[Records for the task]
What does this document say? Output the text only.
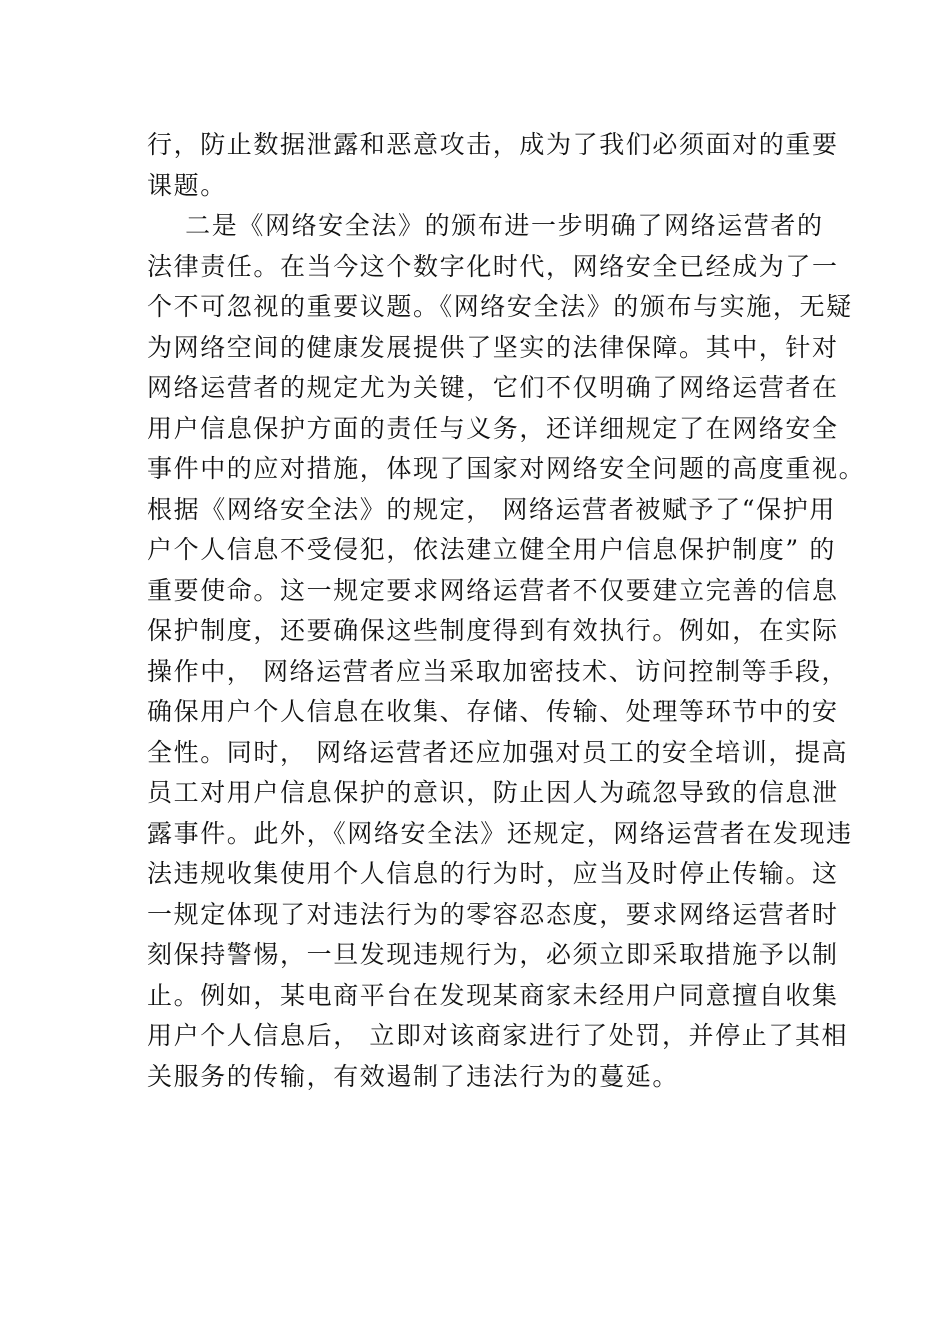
行，防止数据泄露和恶意攻击，成为了我们必须面对的重要
课题。
二是《网络安全法》的颁布进一步明确了网络运营者的
法律责任。在当今这个数字化时代，网络安全已经成为了一
个不可忽视的重要议题。《网络安全法》的颁布与实施，无疑
为网络空间的健康发展提供了坚实的法律保障。其中，针对
网络运营者的规定尤为关键，它们不仅明确了网络运营者在
用户信息保护方面的责任与义务，还详细规定了在网络安全
事件中的应对措施，体现了国家对网络安全问题的高度重视。
根据《网络安全法》的规定， 网络运营者被赋予了“保护用
户个人信息不受侵犯，依法建立健全用户信息保护制度” 的
重要使命。这一规定要求网络运营者不仅要建立完善的信息
保护制度，还要确保这些制度得到有效执行。例如，在实际
操作中， 网络运营者应当采取加密技术、访问控制等手段，
确保用户个人信息在收集、存储、传输、处理等环节中的安
全性。同时， 网络运营者还应加强对员工的安全培训，提高
员工对用户信息保护的意识，防止因人为疏忽导致的信息泄
露事件。此外，《网络安全法》还规定，网络运营者在发现违
法违规收集使用个人信息的行为时，应当及时停止传输。这
一规定体现了对违法行为的零容忍态度，要求网络运营者时
刻保持警惕，一旦发现违规行为，必须立即采取措施予以制
止。例如，某电商平台在发现某商家未经用户同意擅自收集
用户个人信息后， 立即对该商家进行了处罚，并停止了其相
关服务的传输，有效遏制了违法行为的蔓延。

[What needs to be done] Reproduce all of the data exactly, omitting each picture it holds.

[Solution]
What does this document say? Output the text only.
行，防止数据泄露和恶意攻击，成为了我们必须面对的重要
课题。
二是《网络安全法》的颁布进一步明确了网络运营者的
法律责任。在当今这个数字化时代，网络安全已经成为了一
个不可忽视的重要议题。《网络安全法》的颁布与实施，无疑
为网络空间的健康发展提供了坚实的法律保障。其中，针对
网络运营者的规定尤为关键，它们不仅明确了网络运营者在
用户信息保护方面的责任与义务，还详细规定了在网络安全
事件中的应对措施，体现了国家对网络安全问题的高度重视。
根据《网络安全法》的规定， 网络运营者被赋予了“保护用
户个人信息不受侵犯，依法建立健全用户信息保护制度” 的
重要使命。这一规定要求网络运营者不仅要建立完善的信息
保护制度，还要确保这些制度得到有效执行。例如，在实际
操作中， 网络运营者应当采取加密技术、访问控制等手段，
确保用户个人信息在收集、存储、传输、处理等环节中的安
全性。同时， 网络运营者还应加强对员工的安全培训，提高
员工对用户信息保护的意识，防止因人为疏忽导致的信息泄
露事件。此外，《网络安全法》还规定，网络运营者在发现违
法违规收集使用个人信息的行为时，应当及时停止传输。这
一规定体现了对违法行为的零容忍态度，要求网络运营者时
刻保持警惕，一旦发现违规行为，必须立即采取措施予以制
止。例如，某电商平台在发现某商家未经用户同意擅自收集
用户个人信息后， 立即对该商家进行了处罚，并停止了其相
关服务的传输，有效遏制了违法行为的蔓延。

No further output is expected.